Conceptual bug on SoundWire probe/remove?
Hi, I could use feedback/guidance on a possible conceptual bug in the SoundWire probe and bus handling.
When we probe a driver, the code does this:
static int sdw_drv_probe(struct device *dev) { struct sdw_slave *slave = dev_to_sdw_dev(dev); struct sdw_driver *drv = drv_to_sdw_driver(dev->driver); const struct sdw_device_id *id; const char *name; int ret;
/* * fw description is mandatory to bind */ if (!dev->fwnode) return -ENODEV;
if (!IS_ENABLED(CONFIG_ACPI) && !dev->of_node) return -ENODEV;
id = sdw_get_device_id(slave, drv); if (!id) return -ENODEV;
slave->ops = drv->ops;
The last line is the problematic one. If at some point, the user does an rmmod and unbinds the SoundWire codec driver, the .remove will be called and the 'drv' will no longer be valid, but we will still have a reference to drv->ops and use that pointer in the bus code, e.g.
/* Update the Slave driver */ if (slave_notify && slave->ops && slave->ops->interrupt_callback) { slave_intr.sdca_cascade = sdca_cascade; slave_intr.control_port = clear; memcpy(slave_intr.port, &port_status, sizeof(slave_intr.port));
slave->ops->interrupt_callback(slave, &slave_intr); }
I noodled with a potential fix in https://github.com/thesofproject/linux/pull/3534/commits/82d64fb0fd39b532263...

== REQUESTS ==
**A.** Quote the SoundWire post word for word, covering the stretch from "Hi, I could" through "bus code, e.g.".
**B.** List every local variable declared at the start of sdw_drv_probe in the SoundWire post.
**C.** Answer these questions from the SoundWire post:
(i) What value does sdw_drv_probe return when dev->fwnode is missing?
(ii) Which configuration option is checked with IS_ENABLED?
(iii) Which command does the post name as the user action that unbinds the codec driver?
The entries after this point have no connection to the SoundWire post.

== EXTRACTED ENTRIES ==
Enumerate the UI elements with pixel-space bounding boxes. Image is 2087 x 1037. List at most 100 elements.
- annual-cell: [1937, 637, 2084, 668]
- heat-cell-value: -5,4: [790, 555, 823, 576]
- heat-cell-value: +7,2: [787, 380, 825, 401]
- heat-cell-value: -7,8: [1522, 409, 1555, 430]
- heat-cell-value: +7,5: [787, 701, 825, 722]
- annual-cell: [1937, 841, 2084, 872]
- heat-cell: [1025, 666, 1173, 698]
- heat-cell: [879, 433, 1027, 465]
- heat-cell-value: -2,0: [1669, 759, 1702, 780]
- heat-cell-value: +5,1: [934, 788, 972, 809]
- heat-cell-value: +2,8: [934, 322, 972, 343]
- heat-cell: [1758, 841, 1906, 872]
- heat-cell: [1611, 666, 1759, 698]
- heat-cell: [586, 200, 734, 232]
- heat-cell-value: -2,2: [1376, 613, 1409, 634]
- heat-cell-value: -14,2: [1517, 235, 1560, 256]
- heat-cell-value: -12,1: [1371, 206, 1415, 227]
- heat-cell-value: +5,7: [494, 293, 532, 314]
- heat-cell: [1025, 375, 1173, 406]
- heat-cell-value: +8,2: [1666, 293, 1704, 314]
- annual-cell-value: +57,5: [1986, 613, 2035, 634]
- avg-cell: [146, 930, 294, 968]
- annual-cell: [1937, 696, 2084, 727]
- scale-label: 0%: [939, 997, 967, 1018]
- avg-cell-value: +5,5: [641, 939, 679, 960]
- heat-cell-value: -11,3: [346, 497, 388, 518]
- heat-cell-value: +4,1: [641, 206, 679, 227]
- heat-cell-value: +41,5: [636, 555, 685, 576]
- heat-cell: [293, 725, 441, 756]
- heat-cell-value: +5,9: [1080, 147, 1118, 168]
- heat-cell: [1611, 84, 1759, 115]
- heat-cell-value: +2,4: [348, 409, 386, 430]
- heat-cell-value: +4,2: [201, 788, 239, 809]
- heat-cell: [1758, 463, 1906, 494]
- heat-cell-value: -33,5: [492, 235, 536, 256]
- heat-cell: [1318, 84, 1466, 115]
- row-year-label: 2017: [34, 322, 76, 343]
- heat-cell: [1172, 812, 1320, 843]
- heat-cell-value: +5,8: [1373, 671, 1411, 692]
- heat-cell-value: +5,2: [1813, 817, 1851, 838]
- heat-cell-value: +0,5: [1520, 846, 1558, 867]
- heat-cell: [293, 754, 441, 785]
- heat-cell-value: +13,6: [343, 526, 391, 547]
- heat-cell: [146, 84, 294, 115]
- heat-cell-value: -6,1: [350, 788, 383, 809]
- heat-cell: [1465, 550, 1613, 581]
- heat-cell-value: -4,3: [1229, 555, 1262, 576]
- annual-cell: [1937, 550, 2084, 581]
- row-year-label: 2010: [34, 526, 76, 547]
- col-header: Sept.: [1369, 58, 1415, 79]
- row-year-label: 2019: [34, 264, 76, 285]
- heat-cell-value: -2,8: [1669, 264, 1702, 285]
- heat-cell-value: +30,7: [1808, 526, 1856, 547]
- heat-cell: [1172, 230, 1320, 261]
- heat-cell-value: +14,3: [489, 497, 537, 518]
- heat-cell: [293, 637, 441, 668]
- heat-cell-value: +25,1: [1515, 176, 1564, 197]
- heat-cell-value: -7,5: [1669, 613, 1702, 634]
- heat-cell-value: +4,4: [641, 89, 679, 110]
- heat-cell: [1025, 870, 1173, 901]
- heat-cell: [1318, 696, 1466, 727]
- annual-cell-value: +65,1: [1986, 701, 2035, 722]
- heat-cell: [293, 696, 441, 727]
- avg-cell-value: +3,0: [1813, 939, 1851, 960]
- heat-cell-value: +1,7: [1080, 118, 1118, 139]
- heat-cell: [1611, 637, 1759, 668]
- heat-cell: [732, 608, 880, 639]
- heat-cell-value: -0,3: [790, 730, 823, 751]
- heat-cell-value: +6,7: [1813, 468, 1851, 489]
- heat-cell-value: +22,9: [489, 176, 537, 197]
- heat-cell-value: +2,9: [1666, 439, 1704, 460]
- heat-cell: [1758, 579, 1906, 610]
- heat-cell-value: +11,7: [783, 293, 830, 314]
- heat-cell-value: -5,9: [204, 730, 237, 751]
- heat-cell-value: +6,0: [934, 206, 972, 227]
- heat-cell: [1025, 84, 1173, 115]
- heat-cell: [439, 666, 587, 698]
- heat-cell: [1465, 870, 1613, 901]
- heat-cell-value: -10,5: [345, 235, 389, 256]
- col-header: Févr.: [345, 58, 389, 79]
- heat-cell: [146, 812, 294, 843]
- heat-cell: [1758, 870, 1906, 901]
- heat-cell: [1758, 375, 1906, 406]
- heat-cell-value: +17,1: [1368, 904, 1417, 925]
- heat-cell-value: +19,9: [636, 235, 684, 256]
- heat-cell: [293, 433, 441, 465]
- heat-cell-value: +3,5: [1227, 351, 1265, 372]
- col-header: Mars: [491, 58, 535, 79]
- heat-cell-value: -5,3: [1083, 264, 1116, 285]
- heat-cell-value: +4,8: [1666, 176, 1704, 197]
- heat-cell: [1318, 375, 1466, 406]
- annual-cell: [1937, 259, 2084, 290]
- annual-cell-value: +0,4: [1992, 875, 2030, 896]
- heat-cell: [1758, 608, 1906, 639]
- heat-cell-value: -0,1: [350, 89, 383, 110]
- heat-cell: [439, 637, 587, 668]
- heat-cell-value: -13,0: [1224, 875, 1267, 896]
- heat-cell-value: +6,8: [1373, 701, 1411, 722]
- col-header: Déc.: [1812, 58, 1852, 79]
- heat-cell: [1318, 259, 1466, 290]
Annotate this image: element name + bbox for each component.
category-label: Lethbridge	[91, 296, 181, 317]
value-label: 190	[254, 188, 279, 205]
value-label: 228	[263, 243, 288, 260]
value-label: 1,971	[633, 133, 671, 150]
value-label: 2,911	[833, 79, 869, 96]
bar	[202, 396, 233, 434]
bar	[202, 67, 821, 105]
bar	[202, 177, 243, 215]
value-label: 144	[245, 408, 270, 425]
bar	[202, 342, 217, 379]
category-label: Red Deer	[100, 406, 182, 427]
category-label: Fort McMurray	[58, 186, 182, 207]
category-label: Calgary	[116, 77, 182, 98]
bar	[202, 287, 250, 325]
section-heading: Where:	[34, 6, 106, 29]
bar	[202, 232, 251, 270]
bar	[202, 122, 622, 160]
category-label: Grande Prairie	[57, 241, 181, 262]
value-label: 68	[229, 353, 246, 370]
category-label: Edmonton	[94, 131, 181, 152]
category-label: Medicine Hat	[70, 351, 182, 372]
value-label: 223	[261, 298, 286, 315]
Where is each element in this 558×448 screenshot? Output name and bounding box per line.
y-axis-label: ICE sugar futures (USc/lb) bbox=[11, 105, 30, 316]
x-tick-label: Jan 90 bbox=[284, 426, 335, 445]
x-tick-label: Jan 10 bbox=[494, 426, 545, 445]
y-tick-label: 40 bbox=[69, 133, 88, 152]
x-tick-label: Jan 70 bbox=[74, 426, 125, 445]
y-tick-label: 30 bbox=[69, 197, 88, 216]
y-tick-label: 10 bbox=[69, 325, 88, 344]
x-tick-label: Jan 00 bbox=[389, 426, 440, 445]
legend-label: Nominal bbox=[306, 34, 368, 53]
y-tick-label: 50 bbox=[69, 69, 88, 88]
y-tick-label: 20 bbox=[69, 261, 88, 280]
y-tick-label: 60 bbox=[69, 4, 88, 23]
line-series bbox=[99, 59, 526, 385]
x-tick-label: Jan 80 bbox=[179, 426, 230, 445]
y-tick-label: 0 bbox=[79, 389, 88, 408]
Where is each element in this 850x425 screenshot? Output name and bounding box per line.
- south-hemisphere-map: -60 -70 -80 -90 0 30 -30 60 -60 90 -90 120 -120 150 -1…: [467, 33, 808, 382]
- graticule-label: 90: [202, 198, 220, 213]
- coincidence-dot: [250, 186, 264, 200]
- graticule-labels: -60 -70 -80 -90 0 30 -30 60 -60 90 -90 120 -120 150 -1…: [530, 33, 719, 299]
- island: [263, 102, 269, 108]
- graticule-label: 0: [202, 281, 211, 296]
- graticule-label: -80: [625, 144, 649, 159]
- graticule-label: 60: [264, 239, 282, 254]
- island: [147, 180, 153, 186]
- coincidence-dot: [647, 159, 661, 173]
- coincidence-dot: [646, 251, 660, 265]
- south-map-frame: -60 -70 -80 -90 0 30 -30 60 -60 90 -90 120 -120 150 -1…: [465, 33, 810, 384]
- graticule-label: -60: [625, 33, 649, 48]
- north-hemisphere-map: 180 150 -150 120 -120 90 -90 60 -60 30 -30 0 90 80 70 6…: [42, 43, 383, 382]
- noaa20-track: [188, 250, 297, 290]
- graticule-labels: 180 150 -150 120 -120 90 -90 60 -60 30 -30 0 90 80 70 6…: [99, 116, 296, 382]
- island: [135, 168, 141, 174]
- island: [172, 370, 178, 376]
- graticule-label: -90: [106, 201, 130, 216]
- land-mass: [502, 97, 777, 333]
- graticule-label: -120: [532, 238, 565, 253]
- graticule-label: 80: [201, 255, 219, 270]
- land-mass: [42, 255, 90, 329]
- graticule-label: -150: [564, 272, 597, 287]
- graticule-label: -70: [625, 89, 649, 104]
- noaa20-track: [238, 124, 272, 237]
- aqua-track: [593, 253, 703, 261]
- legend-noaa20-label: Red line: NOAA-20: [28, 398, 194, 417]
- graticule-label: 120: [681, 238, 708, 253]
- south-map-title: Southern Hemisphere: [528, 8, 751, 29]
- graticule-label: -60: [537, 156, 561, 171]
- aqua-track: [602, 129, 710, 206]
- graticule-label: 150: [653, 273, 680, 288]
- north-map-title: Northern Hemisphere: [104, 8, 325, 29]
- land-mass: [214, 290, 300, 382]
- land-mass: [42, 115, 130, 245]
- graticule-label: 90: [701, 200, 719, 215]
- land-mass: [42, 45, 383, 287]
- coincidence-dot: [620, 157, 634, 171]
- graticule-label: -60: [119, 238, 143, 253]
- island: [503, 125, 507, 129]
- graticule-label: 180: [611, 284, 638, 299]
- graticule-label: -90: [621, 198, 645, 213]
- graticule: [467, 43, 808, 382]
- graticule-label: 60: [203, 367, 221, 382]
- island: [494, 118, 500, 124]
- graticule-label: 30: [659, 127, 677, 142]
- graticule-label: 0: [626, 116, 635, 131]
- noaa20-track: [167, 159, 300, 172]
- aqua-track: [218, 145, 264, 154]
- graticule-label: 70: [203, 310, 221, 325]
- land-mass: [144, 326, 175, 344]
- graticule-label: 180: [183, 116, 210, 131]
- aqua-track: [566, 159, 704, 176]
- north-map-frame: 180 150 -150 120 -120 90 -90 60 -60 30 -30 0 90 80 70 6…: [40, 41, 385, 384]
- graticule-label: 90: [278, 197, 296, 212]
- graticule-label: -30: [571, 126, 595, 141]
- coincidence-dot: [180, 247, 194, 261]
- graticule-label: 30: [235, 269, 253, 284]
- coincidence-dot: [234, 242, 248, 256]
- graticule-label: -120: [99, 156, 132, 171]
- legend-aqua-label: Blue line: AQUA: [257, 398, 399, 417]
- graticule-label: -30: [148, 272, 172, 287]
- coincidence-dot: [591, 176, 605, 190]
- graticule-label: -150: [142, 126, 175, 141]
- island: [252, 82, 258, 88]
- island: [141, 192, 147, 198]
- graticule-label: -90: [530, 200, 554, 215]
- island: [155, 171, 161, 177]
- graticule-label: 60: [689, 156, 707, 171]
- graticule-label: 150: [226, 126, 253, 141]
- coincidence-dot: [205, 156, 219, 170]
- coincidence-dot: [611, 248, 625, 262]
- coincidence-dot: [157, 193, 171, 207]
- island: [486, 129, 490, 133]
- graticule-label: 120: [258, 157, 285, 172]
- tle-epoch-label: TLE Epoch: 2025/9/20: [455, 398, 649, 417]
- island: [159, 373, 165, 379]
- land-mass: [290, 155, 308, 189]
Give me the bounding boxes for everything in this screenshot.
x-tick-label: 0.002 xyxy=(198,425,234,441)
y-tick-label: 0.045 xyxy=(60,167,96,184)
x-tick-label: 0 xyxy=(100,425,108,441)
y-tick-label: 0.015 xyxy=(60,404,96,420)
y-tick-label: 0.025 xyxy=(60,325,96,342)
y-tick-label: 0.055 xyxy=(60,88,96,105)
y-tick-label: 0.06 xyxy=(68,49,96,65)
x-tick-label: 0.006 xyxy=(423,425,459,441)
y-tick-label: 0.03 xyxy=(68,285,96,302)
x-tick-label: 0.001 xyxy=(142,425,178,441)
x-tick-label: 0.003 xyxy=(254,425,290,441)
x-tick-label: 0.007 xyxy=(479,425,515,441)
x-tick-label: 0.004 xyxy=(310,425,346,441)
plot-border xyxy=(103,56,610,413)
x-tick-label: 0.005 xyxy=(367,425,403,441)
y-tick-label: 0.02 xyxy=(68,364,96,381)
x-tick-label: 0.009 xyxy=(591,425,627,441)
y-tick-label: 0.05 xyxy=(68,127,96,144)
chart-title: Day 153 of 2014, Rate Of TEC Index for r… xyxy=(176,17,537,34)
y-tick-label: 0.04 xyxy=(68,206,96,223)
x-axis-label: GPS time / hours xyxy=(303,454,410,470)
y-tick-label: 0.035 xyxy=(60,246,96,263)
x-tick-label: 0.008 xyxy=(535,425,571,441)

== RESULTS OF THE EXERCISE ==
**A.**
Hi, I could use feedback/guidance on a possible conceptual bug in the SoundWire probe and bus handling.
When we probe a driver, the code does this:
static int sdw_drv_probe(struct device *dev) { struct sdw_slave *slave = dev_to_sdw_dev(dev); struct sdw_driver *drv = drv_to_sdw_driver(dev->driver); const struct sdw_device_id *id; const char *name; int ret;
/* * fw description is mandatory to bind */ if (!dev->fwnode) return -ENODEV;
if (!IS_ENABLED(CONFIG_ACPI) && !dev->of_node) return -ENODEV;
id = sdw_get_device_id(slave, drv); if (!id) return -ENODEV;
slave->ops = drv->ops;
The last line is the problematic one. If at some point, the user does an rmmod and unbinds the SoundWire codec driver, the .remove will be called and the 'drv' will no longer be valid, but we will still have a reference to drv->ops and use that pointer in the bus code, e.g.

**B.**
slave
drv
id
name
ret

**C.**
(i) -ENODEV
(ii) CONFIG_ACPI
(iii) rmmod